WHAT TO WORK ON>
Every line of the material is to be repeated exactly as it stands.

DATA ROWS>

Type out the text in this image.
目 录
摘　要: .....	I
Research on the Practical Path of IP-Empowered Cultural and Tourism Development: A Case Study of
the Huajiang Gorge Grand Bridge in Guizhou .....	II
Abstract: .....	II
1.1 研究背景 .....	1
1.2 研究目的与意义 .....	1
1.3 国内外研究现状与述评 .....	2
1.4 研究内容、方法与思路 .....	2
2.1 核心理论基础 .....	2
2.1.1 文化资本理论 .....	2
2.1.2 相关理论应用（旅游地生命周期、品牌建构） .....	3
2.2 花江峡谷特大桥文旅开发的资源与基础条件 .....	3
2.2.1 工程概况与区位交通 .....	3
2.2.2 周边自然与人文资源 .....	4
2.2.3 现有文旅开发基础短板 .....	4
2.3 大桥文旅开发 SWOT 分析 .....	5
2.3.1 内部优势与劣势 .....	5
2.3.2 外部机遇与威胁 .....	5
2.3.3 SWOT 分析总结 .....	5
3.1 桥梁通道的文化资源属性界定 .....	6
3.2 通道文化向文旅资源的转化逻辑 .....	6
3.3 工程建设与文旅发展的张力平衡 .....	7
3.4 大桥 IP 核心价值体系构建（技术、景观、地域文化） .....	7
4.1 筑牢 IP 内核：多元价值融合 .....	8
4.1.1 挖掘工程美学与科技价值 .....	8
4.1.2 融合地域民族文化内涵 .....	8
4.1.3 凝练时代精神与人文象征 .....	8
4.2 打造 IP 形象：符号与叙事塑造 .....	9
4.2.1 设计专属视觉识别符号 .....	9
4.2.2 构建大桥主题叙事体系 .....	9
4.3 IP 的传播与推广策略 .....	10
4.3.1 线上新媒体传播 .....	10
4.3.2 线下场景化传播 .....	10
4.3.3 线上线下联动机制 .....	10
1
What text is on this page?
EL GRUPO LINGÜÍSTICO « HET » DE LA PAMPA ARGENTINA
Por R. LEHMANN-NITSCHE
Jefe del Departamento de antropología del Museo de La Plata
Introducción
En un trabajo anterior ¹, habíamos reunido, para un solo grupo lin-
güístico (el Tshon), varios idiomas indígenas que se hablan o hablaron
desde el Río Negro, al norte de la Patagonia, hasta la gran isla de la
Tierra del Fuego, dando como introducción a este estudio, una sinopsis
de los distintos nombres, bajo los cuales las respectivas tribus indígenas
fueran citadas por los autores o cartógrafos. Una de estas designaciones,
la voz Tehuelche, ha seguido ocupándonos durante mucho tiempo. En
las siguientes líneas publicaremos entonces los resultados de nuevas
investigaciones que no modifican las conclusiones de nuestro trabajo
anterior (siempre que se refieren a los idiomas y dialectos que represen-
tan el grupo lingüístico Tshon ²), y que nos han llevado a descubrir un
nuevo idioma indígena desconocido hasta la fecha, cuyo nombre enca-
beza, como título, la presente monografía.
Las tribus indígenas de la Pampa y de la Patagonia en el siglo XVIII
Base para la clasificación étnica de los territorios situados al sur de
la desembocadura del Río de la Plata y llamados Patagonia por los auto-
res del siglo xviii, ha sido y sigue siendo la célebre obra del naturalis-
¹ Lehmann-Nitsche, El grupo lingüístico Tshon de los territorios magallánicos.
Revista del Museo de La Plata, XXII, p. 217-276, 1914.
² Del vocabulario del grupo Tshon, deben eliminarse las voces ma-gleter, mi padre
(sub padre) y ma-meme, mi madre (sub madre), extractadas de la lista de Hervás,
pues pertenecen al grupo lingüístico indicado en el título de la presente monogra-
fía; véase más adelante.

SOLUTION>
Type out the text in this image.
目 录
摘　要: .....	I
Research on the Practical Path of IP-Empowered Cultural and Tourism Development: A Case Study of
the Huajiang Gorge Grand Bridge in Guizhou .....	II
Abstract: .....	II
1.1 研究背景 .....	1
1.2 研究目的与意义 .....	1
1.3 国内外研究现状与述评 .....	2
1.4 研究内容、方法与思路 .....	2
2.1 核心理论基础 .....	2
2.1.1 文化资本理论 .....	2
2.1.2 相关理论应用（旅游地生命周期、品牌建构） .....	3
2.2 花江峡谷特大桥文旅开发的资源与基础条件 .....	3
2.2.1 工程概况与区位交通 .....	3
2.2.2 周边自然与人文资源 .....	4
2.2.3 现有文旅开发基础短板 .....	4
2.3 大桥文旅开发 SWOT 分析 .....	5
2.3.1 内部优势与劣势 .....	5
2.3.2 外部机遇与威胁 .....	5
2.3.3 SWOT 分析总结 .....	5
3.1 桥梁通道的文化资源属性界定 .....	6
3.2 通道文化向文旅资源的转化逻辑 .....	6
3.3 工程建设与文旅发展的张力平衡 .....	7
3.4 大桥 IP 核心价值体系构建（技术、景观、地域文化） .....	7
4.1 筑牢 IP 内核：多元价值融合 .....	8
4.1.1 挖掘工程美学与科技价值 .....	8
4.1.2 融合地域民族文化内涵 .....	8
4.1.3 凝练时代精神与人文象征 .....	8
4.2 打造 IP 形象：符号与叙事塑造 .....	9
4.2.1 设计专属视觉识别符号 .....	9
4.2.2 构建大桥主题叙事体系 .....	9
4.3 IP 的传播与推广策略 .....	10
4.3.1 线上新媒体传播 .....	10
4.3.2 线下场景化传播 .....	10
4.3.3 线上线下联动机制 .....	10
1
What text is on this page?
EL GRUPO LINGÜÍSTICO « HET » DE LA PAMPA ARGENTINA
Por R. LEHMANN-NITSCHE
Jefe del Departamento de antropología del Museo de La Plata
Introducción
En un trabajo anterior ¹, habíamos reunido, para un solo grupo lin-
güístico (el Tshon), varios idiomas indígenas que se hablan o hablaron
desde el Río Negro, al norte de la Patagonia, hasta la gran isla de la
Tierra del Fuego, dando como introducción a este estudio, una sinopsis
de los distintos nombres, bajo los cuales las respectivas tribus indígenas
fueran citadas por los autores o cartógrafos. Una de estas designaciones,
la voz Tehuelche, ha seguido ocupándonos durante mucho tiempo. En
las siguientes líneas publicaremos entonces los resultados de nuevas
investigaciones que no modifican las conclusiones de nuestro trabajo
anterior (siempre que se refieren a los idiomas y dialectos que represen-
tan el grupo lingüístico Tshon ²), y que nos han llevado a descubrir un
nuevo idioma indígena desconocido hasta la fecha, cuyo nombre enca-
beza, como título, la presente monografía.
Las tribus indígenas de la Pampa y de la Patagonia en el siglo XVIII
Base para la clasificación étnica de los territorios situados al sur de
la desembocadura del Río de la Plata y llamados Patagonia por los auto-
res del siglo xviii, ha sido y sigue siendo la célebre obra del naturalis-
¹ Lehmann-Nitsche, El grupo lingüístico Tshon de los territorios magallánicos.
Revista del Museo de La Plata, XXII, p. 217-276, 1914.
² Del vocabulario del grupo Tshon, deben eliminarse las voces ma-gleter, mi padre
(sub padre) y ma-meme, mi madre (sub madre), extractadas de la lista de Hervás,
pues pertenecen al grupo lingüístico indicado en el título de la presente monogra-
fía; véase más adelante.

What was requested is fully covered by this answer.